Problem
Copy out each line below that has the word "cartografía" in it.

Data listing
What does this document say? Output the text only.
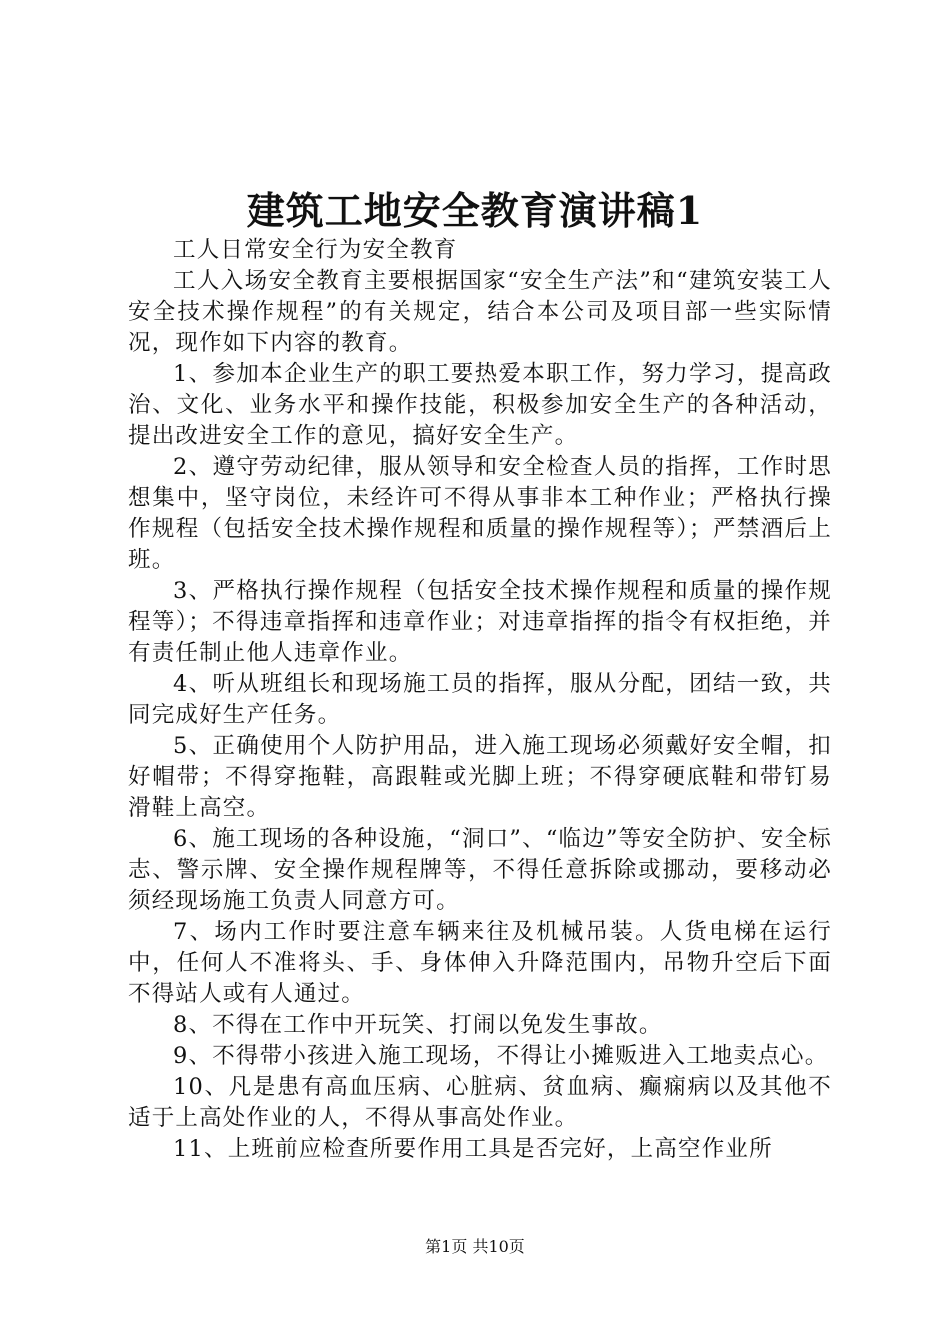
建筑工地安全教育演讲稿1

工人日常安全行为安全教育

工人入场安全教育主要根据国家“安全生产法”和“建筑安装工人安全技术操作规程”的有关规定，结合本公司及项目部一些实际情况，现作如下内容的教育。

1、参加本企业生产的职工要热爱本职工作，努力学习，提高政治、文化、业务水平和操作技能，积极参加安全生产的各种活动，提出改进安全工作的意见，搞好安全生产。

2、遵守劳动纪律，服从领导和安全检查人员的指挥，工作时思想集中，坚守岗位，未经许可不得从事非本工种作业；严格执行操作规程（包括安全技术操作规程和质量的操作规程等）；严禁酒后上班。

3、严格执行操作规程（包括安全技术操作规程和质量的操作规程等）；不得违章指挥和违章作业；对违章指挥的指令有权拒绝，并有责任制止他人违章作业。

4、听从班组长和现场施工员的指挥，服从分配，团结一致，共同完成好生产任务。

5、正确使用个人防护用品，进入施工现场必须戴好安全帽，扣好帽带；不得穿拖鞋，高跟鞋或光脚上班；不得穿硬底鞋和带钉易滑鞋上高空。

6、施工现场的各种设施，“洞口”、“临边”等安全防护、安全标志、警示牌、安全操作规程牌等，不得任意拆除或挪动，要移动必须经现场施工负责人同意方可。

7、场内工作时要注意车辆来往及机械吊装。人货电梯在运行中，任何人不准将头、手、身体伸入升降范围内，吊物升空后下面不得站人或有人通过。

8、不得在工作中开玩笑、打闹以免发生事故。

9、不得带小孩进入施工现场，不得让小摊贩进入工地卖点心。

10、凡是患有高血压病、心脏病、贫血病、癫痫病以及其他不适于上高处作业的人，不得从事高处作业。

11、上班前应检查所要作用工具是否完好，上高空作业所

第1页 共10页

==

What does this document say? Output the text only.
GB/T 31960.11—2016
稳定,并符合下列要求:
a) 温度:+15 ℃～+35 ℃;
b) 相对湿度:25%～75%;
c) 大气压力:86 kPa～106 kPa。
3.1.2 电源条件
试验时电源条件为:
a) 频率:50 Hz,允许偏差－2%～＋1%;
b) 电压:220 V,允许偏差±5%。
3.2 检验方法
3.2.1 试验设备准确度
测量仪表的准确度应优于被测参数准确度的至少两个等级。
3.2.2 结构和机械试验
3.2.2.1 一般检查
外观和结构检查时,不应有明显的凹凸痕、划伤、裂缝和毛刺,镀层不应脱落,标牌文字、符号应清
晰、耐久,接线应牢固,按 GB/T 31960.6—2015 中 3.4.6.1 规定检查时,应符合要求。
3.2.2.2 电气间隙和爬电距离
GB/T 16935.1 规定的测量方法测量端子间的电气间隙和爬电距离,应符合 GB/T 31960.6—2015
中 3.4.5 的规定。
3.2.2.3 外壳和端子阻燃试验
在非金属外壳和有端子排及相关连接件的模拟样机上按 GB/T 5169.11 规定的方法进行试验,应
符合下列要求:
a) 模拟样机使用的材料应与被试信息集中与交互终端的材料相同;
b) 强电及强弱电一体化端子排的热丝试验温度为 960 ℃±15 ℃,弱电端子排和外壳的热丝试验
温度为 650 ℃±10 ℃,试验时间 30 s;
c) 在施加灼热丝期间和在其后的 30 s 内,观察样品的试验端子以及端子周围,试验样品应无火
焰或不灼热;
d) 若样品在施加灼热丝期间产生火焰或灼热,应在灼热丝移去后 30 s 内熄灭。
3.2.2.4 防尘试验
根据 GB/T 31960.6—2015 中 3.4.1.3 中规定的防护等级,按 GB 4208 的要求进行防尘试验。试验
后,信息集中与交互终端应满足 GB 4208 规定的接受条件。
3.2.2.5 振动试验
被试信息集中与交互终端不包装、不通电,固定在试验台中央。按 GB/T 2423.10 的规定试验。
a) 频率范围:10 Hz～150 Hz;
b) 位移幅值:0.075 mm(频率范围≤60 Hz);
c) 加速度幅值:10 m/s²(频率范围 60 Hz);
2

* * *

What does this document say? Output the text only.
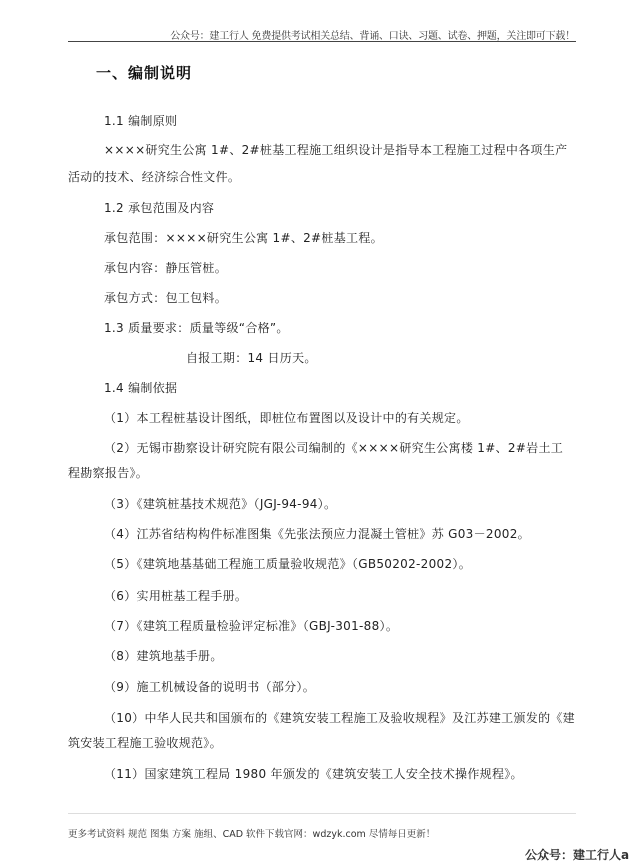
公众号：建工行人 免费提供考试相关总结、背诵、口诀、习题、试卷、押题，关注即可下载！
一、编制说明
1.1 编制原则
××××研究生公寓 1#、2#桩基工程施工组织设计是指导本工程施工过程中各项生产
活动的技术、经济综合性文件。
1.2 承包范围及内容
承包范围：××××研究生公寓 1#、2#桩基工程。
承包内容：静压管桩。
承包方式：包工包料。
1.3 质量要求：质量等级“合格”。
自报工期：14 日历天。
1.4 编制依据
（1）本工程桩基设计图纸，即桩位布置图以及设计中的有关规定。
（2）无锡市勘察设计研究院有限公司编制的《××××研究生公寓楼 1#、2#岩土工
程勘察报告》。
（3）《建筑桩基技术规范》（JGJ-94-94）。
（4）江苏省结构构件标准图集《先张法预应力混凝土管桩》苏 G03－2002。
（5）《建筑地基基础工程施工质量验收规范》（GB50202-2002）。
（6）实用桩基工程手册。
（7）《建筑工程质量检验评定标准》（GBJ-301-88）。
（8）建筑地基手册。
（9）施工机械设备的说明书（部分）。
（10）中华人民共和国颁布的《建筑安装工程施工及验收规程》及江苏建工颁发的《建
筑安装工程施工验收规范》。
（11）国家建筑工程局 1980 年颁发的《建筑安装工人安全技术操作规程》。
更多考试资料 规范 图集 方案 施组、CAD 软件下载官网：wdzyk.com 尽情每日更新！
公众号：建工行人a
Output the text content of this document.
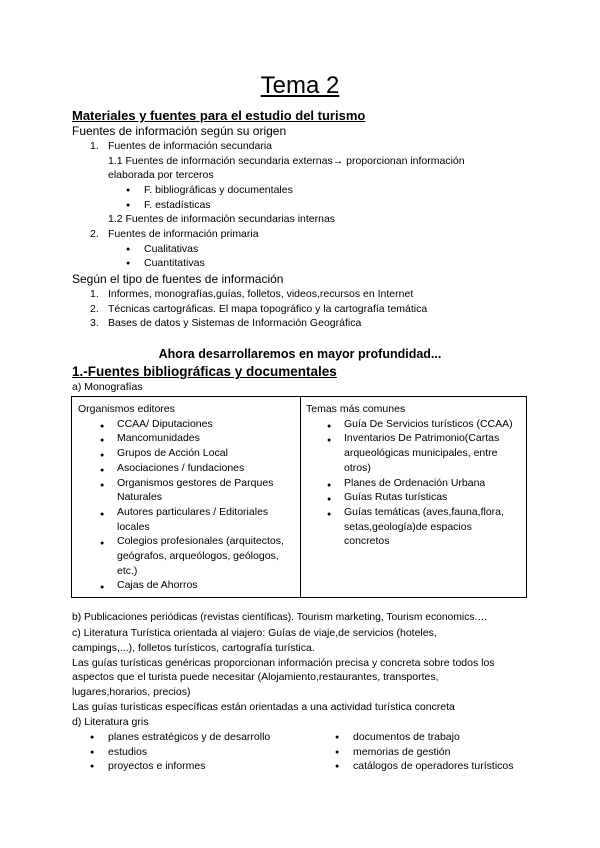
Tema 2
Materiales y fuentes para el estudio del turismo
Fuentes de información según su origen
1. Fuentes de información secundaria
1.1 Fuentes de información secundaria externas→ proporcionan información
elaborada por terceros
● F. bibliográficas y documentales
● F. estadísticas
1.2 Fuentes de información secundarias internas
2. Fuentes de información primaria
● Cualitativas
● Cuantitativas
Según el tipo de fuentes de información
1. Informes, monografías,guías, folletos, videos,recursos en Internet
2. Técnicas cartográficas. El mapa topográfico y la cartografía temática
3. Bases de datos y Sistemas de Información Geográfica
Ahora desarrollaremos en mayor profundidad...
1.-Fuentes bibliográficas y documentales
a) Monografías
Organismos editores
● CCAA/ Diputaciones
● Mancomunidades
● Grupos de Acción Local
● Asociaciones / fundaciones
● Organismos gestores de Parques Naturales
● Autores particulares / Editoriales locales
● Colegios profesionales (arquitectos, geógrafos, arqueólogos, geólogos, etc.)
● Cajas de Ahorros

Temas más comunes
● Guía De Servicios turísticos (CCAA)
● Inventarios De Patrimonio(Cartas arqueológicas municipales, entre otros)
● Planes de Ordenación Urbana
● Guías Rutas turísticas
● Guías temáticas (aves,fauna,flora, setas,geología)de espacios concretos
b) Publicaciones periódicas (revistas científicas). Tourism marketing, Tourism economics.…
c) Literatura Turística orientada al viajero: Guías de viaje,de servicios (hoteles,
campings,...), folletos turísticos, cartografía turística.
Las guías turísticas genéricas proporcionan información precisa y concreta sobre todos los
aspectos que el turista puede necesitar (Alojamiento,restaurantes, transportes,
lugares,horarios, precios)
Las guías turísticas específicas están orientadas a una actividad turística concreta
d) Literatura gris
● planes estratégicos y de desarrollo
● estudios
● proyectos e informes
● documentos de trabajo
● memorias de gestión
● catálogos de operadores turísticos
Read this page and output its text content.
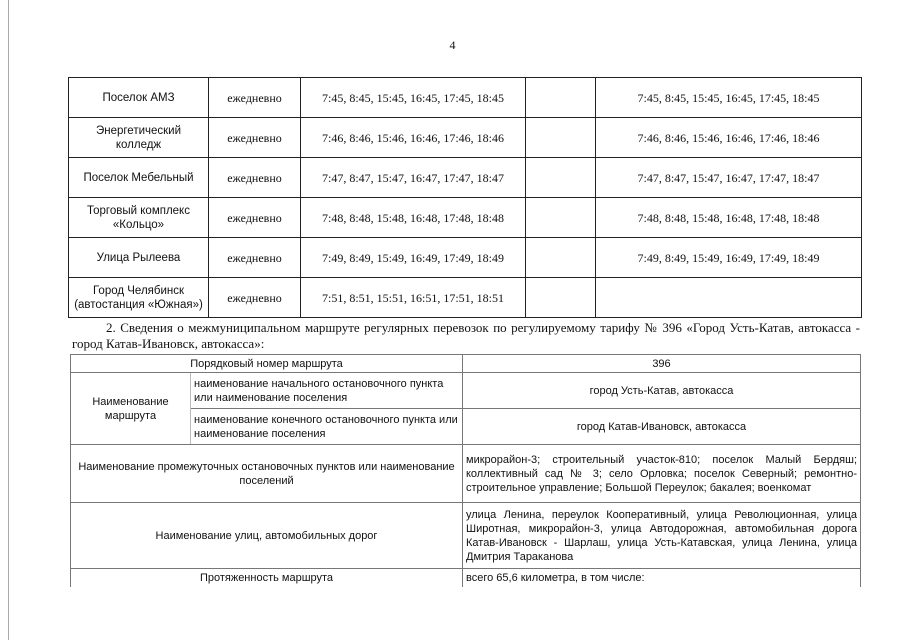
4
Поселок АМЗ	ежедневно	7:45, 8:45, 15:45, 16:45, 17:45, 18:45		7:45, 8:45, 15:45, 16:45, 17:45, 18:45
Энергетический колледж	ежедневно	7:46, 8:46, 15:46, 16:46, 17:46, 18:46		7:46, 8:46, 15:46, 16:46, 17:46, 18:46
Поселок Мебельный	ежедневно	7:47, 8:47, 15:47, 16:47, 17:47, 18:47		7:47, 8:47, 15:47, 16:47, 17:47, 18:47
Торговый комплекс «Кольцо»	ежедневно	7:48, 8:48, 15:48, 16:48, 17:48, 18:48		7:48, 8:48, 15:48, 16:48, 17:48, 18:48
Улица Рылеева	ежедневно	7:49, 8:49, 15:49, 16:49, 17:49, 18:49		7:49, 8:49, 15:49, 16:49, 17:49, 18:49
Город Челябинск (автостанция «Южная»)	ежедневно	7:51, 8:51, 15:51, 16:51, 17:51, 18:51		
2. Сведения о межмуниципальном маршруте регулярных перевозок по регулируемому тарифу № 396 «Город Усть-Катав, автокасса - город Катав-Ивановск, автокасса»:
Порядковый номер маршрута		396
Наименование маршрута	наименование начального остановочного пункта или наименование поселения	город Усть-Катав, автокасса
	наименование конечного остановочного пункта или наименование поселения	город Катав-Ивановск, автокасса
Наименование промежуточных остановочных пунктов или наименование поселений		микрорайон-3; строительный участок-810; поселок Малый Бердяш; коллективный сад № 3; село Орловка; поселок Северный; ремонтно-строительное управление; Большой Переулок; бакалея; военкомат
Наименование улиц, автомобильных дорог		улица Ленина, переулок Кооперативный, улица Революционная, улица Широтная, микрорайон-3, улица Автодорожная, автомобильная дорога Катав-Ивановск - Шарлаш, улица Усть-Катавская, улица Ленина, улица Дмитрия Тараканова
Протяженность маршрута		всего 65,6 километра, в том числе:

Final result
2. Técnicas cartográficas. El mapa topográfico y la cartografía temática
campings,...), folletos turísticos, cartografía turística.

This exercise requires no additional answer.